*** PROVIDED INFORMATION
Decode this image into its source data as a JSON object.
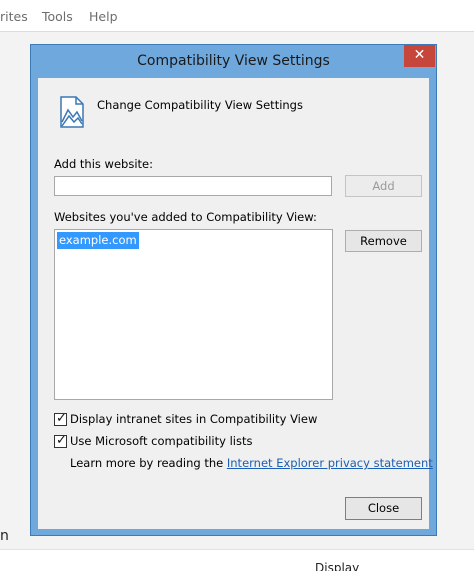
{
  "browser": {
    "menu": [
      "rites",
      "Tools",
      "Help"
    ],
    "bg_left_fragment": "n",
    "bg_display": "Display"
  },
  "dialog": {
    "title": "Compatibility View Settings",
    "close_glyph": "✕",
    "header_icon": "compatibility-view-icon",
    "header_text": "Change Compatibility View Settings",
    "add_label": "Add this website:",
    "add_input_value": "",
    "add_button": "Add",
    "list_label": "Websites you've added to Compatibility View:",
    "sites": [
      "example.com"
    ],
    "remove_button": "Remove",
    "options": [
      {
        "label": "Display intranet sites in Compatibility View",
        "checked": true
      },
      {
        "label": "Use Microsoft compatibility lists",
        "checked": true
      }
    ],
    "learn_more_prefix": "Learn more by reading the",
    "learn_more_link": "Internet Explorer privacy statement",
    "close_button": "Close"
  },
  "colors": {
    "titlebar": "#6fa8dc",
    "close_red": "#c7463c",
    "selection": "#3399ff",
    "link": "#1a5fb4"
  }
}
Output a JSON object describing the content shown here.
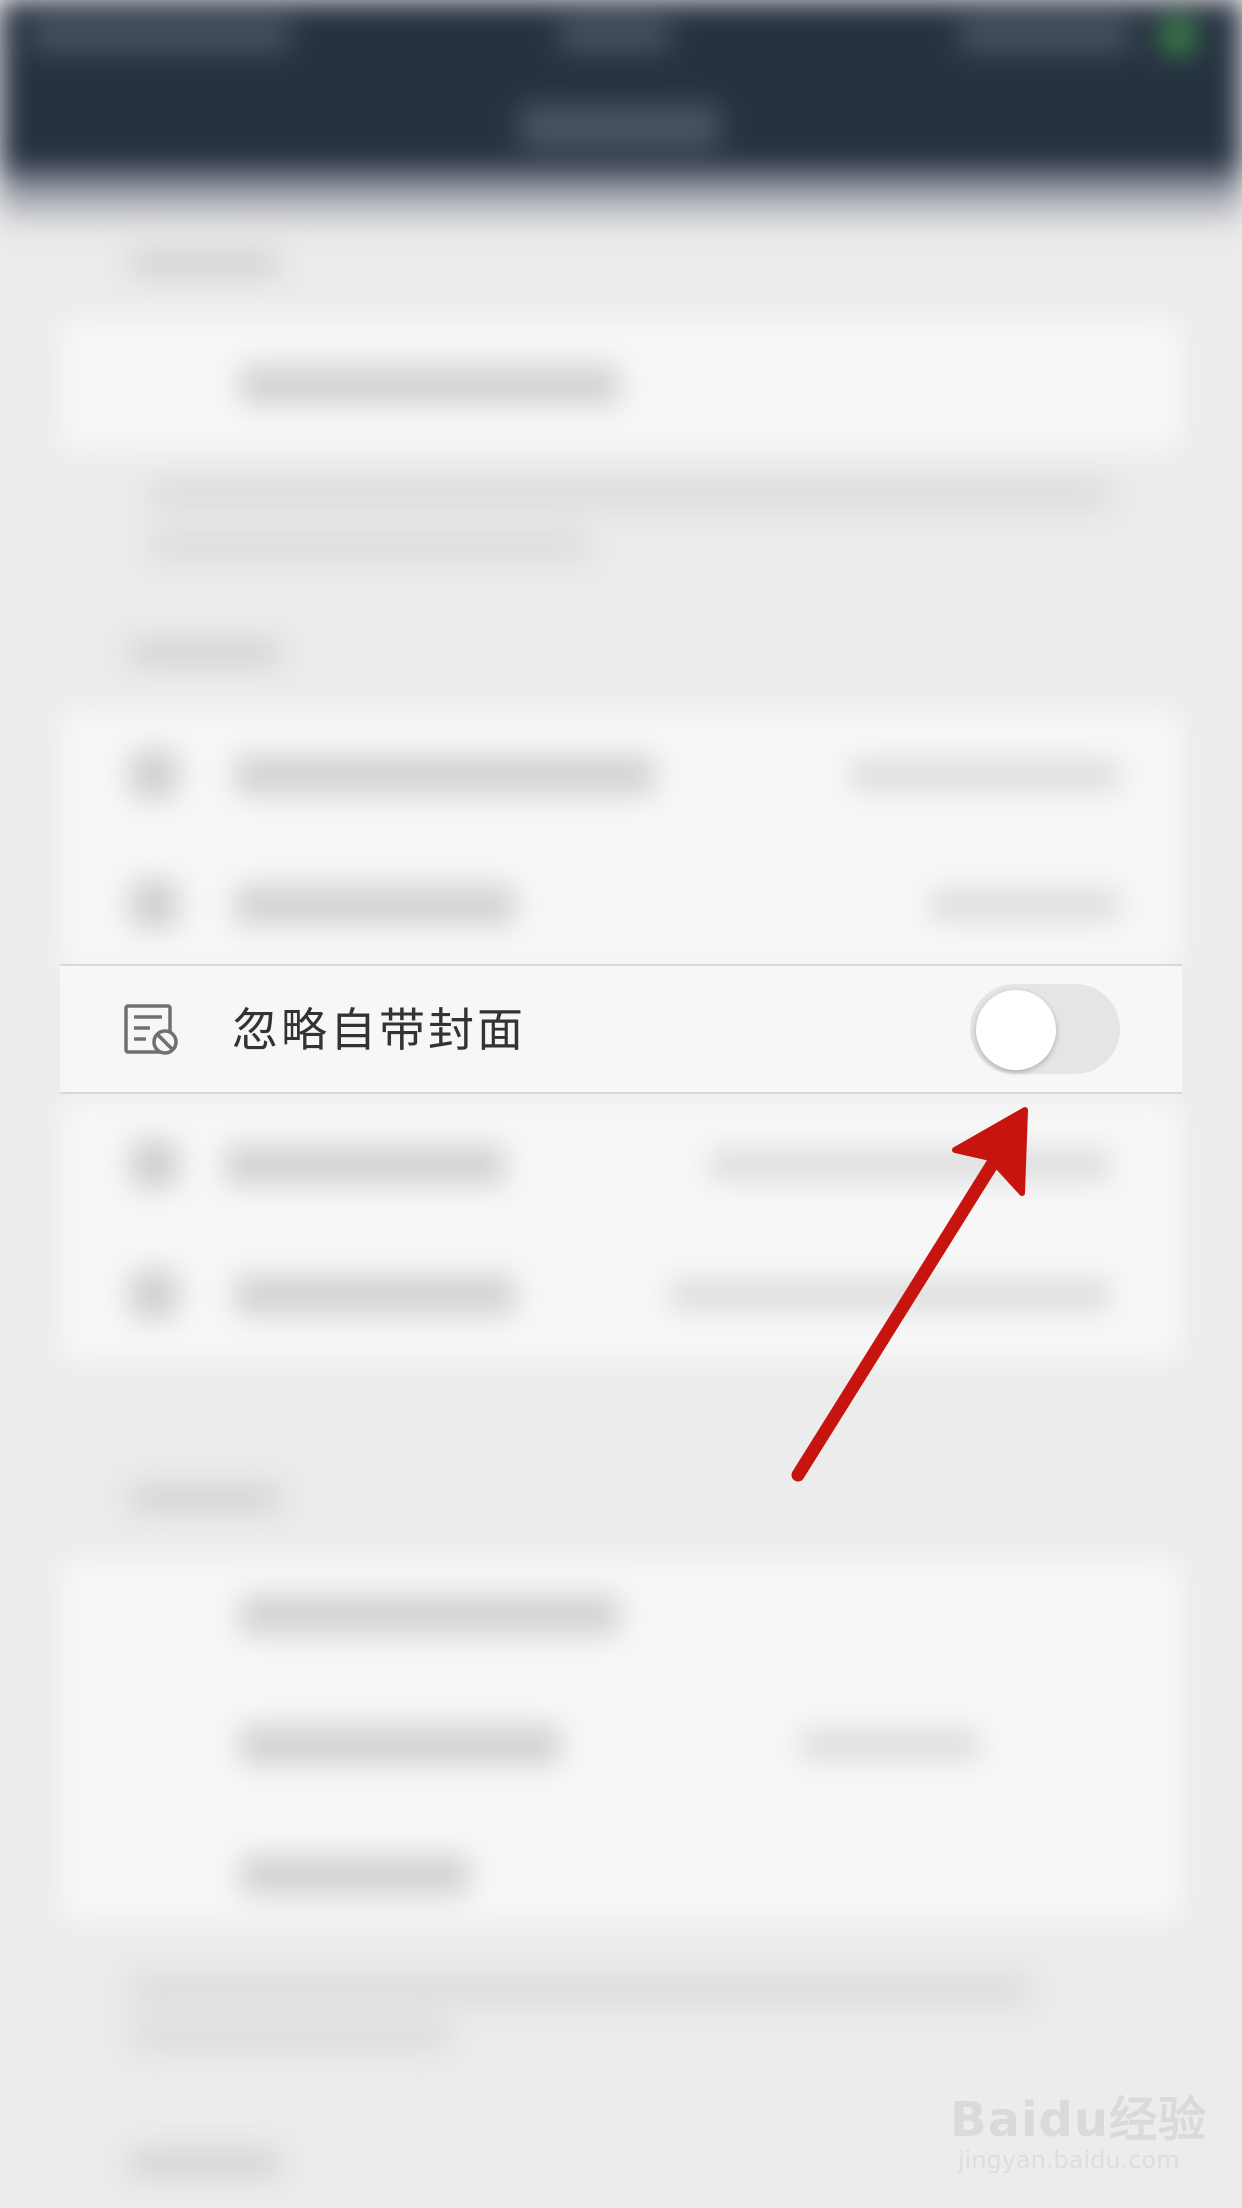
{
  "setting_row": {
    "label": "忽略自带封面",
    "icon": "cover-ignore-icon",
    "toggle_state": "off"
  },
  "annotation": {
    "arrow_color": "#c8140e",
    "points_to": "toggle"
  },
  "watermark": {
    "brand": "Baidu经验",
    "url": "jingyan.baidu.com"
  },
  "colors": {
    "header_bg": "#273241",
    "page_bg": "#ececec",
    "row_bg": "#f7f7f7",
    "toggle_track": "#e5e5e7",
    "toggle_knob": "#ffffff"
  }
}
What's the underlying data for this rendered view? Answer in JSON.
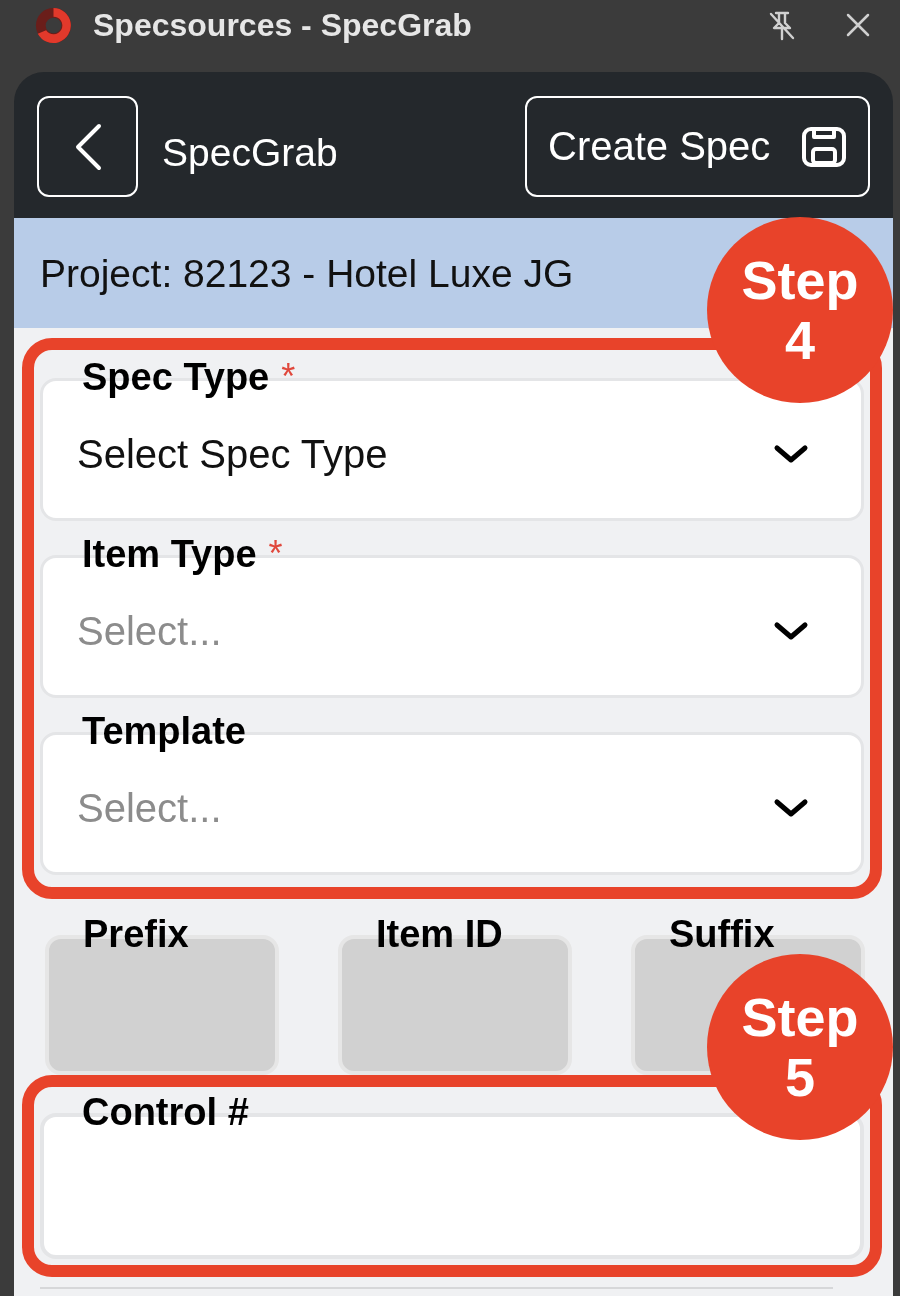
{
  "window": {
    "title": "Specsources - SpecGrab"
  },
  "header": {
    "title": "SpecGrab",
    "action": {
      "label": "Create Spec"
    }
  },
  "project_bar": {
    "text": "Project: 82123 - Hotel Luxe JG"
  },
  "form": [
    {
      "kind": "highlight",
      "step": "Step 4",
      "fields": [
        {
          "kind": "select",
          "label": "Spec Type",
          "required_mark": "*",
          "value": "Select Spec Type",
          "disabled": false
        },
        {
          "kind": "select",
          "label": "Item Type",
          "required_mark": "*",
          "placeholder": "Select...",
          "disabled": false
        },
        {
          "kind": "select",
          "label": "Template",
          "placeholder": "Select...",
          "disabled": false
        }
      ]
    },
    {
      "kind": "row",
      "fields": [
        {
          "kind": "text",
          "label": "Prefix",
          "disabled": true
        },
        {
          "kind": "text",
          "label": "Item ID",
          "disabled": true
        },
        {
          "kind": "text",
          "label": "Suffix",
          "disabled": true
        }
      ]
    },
    {
      "kind": "highlight",
      "step": "Step 5",
      "fields": [
        {
          "kind": "text",
          "label": "Control #",
          "disabled": false
        }
      ]
    }
  ]
}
******
■ **YOUR GOAL**: Quote every line word for word and keep the images out of the copy.

■ **RESULT OF THIS TASK**:
Decode this image into its source data as a JSON object.
{
  "browser": {
    "menu": [
      "rites",
      "Tools",
      "Help"
    ],
    "bg_left_fragment": "n",
    "bg_display": "Display"
  },
  "dialog": {
    "title": "Compatibility View Settings",
    "close_glyph": "✕",
    "header_icon": "compatibility-view-icon",
    "header_text": "Change Compatibility View Settings",
    "add_label": "Add this website:",
    "add_input_value": "",
    "add_button": "Add",
    "list_label": "Websites you've added to Compatibility View:",
    "sites": [
      "example.com"
    ],
    "remove_button": "Remove",
    "options": [
      {
        "label": "Display intranet sites in Compatibility View",
        "checked": true
      },
      {
        "label": "Use Microsoft compatibility lists",
        "checked": true
      }
    ],
    "learn_more_prefix": "Learn more by reading the",
    "learn_more_link": "Internet Explorer privacy statement",
    "close_button": "Close"
  },
  "colors": {
    "titlebar": "#6fa8dc",
    "close_red": "#c7463c",
    "selection": "#3399ff",
    "link": "#1a5fb4"
  }
}
Output a JSON object describing the content shown here.
{
  "setting_row": {
    "label": "忽略自带封面",
    "icon": "cover-ignore-icon",
    "toggle_state": "off"
  },
  "annotation": {
    "arrow_color": "#c8140e",
    "points_to": "toggle"
  },
  "watermark": {
    "brand": "Baidu经验",
    "url": "jingyan.baidu.com"
  },
  "colors": {
    "header_bg": "#273241",
    "page_bg": "#ececec",
    "row_bg": "#f7f7f7",
    "toggle_track": "#e5e5e7",
    "toggle_knob": "#ffffff"
  }
}
What's the underlying data for this rendered view? Answer in JSON.
{
  "window": {
    "title": "Specsources - SpecGrab"
  },
  "header": {
    "title": "SpecGrab",
    "action": {
      "label": "Create Spec"
    }
  },
  "project_bar": {
    "text": "Project: 82123 - Hotel Luxe JG"
  },
  "form": [
    {
      "kind": "highlight",
      "step": "Step 4",
      "fields": [
        {
          "kind": "select",
          "label": "Spec Type",
          "required_mark": "*",
          "value": "Select Spec Type",
          "disabled": false
        },
        {
          "kind": "select",
          "label": "Item Type",
          "required_mark": "*",
          "placeholder": "Select...",
          "disabled": false
        },
        {
          "kind": "select",
          "label": "Template",
          "placeholder": "Select...",
          "disabled": false
        }
      ]
    },
    {
      "kind": "row",
      "fields": [
        {
          "kind": "text",
          "label": "Prefix",
          "disabled": true
        },
        {
          "kind": "text",
          "label": "Item ID",
          "disabled": true
        },
        {
          "kind": "text",
          "label": "Suffix",
          "disabled": true
        }
      ]
    },
    {
      "kind": "highlight",
      "step": "Step 5",
      "fields": [
        {
          "kind": "text",
          "label": "Control #",
          "disabled": false
        }
      ]
    }
  ]
}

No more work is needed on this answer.